[Data items]
---
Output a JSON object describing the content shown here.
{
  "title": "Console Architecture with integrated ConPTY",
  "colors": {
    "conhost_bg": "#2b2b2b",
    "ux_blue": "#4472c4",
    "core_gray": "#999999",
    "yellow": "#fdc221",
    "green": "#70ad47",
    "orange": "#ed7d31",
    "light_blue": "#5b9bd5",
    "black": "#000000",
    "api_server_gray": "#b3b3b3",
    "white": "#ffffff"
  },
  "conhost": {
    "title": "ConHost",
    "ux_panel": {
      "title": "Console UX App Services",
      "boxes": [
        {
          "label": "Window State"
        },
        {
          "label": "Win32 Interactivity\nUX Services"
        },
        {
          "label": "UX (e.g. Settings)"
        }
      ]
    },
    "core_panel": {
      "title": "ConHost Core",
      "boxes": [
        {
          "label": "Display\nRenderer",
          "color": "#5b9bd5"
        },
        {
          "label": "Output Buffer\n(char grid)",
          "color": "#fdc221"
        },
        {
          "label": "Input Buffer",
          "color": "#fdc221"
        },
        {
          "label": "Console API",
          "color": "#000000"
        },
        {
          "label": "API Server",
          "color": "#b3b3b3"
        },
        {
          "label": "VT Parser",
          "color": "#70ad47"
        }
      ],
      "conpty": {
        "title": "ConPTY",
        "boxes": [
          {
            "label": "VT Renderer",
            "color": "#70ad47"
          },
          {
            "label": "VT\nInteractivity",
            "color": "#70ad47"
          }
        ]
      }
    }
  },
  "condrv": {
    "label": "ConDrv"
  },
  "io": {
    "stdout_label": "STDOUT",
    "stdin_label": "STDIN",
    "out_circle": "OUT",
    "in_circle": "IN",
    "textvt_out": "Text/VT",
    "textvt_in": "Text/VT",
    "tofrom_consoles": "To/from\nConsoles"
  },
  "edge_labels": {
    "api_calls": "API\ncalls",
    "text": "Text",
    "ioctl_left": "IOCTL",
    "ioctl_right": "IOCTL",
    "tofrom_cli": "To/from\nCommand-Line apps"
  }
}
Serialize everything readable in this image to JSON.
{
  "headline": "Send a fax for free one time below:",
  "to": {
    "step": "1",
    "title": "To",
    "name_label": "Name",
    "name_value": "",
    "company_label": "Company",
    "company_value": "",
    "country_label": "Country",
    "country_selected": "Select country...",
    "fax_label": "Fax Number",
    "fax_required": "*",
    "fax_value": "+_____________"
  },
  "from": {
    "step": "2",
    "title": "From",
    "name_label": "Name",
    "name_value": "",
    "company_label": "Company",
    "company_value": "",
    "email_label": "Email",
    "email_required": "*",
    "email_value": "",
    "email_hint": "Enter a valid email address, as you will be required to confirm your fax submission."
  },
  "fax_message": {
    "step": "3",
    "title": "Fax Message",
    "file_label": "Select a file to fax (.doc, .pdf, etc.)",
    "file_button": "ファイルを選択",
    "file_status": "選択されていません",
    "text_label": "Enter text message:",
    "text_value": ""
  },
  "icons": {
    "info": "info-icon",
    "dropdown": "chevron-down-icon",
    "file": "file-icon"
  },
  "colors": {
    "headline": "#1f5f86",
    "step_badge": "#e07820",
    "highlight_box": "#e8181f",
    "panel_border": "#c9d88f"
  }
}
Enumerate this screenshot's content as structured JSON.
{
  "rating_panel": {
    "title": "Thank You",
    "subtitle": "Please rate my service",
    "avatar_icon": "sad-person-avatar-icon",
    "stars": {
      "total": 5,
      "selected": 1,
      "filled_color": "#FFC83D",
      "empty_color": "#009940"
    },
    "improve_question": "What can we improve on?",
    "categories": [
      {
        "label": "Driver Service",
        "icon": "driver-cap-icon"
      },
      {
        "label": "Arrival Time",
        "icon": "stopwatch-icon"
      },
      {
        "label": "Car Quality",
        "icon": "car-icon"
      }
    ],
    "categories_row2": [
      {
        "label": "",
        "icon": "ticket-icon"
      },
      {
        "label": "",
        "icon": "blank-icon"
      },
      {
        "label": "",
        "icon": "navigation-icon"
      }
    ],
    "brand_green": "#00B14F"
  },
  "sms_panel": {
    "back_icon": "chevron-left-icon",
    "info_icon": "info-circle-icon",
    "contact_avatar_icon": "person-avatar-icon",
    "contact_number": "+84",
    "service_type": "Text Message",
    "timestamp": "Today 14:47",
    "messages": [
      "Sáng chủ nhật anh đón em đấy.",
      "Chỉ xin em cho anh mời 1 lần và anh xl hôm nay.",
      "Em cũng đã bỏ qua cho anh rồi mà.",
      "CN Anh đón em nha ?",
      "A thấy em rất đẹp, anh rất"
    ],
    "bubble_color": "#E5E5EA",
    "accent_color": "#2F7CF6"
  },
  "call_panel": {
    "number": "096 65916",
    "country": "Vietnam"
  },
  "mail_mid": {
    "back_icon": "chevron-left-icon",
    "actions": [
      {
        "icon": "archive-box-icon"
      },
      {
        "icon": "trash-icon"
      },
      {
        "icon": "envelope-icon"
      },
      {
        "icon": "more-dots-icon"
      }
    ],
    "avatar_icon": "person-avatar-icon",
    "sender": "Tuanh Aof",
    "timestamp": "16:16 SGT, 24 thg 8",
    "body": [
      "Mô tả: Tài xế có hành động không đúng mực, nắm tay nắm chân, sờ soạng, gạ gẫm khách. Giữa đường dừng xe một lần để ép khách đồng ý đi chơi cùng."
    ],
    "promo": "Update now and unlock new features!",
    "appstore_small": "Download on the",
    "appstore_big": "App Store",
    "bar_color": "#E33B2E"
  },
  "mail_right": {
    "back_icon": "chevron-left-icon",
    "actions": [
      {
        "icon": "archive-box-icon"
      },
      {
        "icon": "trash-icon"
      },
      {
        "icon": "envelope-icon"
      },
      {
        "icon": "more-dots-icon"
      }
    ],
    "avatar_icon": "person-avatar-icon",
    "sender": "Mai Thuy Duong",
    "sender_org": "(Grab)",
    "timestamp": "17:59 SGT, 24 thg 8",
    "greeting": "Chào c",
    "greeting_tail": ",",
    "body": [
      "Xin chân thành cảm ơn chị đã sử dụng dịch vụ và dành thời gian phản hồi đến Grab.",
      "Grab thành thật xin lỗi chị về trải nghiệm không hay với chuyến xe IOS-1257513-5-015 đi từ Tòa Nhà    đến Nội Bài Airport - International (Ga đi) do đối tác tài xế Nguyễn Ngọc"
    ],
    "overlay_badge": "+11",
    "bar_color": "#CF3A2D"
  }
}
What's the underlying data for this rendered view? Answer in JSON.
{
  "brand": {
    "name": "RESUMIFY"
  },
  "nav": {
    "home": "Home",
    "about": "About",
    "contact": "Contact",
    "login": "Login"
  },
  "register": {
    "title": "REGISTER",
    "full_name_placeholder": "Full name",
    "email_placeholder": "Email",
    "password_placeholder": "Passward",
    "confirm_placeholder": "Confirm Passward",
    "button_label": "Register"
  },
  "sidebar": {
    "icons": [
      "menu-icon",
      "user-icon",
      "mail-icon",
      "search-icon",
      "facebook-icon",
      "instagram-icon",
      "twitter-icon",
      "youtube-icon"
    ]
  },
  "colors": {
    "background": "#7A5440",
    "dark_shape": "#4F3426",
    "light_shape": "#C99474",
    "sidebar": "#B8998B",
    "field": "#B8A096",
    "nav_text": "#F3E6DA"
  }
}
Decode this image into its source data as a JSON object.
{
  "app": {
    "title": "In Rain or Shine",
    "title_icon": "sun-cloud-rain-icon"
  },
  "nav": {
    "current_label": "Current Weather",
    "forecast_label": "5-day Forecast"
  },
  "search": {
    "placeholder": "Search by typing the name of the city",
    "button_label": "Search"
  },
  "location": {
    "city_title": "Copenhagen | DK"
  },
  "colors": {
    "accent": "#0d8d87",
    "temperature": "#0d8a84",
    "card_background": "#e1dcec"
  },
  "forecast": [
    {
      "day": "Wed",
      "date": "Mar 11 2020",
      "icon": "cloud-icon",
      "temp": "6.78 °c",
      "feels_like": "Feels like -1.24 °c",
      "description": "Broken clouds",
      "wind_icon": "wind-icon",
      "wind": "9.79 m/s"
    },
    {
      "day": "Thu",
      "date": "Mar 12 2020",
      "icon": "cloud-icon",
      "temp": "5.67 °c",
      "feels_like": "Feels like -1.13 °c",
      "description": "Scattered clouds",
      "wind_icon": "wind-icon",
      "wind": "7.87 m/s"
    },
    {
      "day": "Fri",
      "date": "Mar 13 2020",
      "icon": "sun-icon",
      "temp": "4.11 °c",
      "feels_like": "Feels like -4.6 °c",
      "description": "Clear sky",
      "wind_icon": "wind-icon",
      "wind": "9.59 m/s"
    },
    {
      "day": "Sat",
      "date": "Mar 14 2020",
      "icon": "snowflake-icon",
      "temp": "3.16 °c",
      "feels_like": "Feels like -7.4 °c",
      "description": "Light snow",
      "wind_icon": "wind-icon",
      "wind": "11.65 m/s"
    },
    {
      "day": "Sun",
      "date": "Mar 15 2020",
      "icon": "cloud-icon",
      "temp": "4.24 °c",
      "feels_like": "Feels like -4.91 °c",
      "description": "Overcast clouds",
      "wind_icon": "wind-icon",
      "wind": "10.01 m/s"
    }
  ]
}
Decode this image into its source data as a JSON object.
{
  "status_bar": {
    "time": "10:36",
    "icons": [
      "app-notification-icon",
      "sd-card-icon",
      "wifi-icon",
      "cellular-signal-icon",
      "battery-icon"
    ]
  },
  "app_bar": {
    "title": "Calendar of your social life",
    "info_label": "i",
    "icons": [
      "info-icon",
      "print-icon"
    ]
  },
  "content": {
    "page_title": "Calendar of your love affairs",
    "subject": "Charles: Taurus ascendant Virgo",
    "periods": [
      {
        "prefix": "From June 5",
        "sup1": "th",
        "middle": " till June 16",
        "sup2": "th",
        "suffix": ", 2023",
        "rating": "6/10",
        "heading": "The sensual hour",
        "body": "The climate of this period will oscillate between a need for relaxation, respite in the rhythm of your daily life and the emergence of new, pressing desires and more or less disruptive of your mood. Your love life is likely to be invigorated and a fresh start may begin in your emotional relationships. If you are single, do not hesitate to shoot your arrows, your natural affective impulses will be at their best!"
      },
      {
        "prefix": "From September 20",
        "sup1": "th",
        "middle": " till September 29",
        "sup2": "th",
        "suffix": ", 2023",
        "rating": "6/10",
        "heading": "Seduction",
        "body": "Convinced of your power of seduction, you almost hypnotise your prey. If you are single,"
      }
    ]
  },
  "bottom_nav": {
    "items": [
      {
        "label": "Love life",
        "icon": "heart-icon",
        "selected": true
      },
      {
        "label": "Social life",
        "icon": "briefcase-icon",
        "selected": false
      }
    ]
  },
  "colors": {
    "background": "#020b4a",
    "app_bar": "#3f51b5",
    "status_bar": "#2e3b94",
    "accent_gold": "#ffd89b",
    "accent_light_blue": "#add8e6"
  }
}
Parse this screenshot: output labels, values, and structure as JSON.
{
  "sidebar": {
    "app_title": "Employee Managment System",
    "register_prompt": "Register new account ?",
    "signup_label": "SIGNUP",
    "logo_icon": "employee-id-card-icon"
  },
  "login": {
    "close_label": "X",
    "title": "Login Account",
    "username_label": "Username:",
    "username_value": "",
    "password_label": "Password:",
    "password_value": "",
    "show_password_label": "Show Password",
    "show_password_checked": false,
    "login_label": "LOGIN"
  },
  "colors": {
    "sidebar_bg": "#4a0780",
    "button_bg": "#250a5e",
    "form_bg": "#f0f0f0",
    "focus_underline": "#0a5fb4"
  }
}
---
Using the records above, gather all lines where the string "Enter" is present.

### Task result
    "email_hint": "Enter a valid email address, as you will be required to confirm your fax submission."
    "text_label": "Enter text message:",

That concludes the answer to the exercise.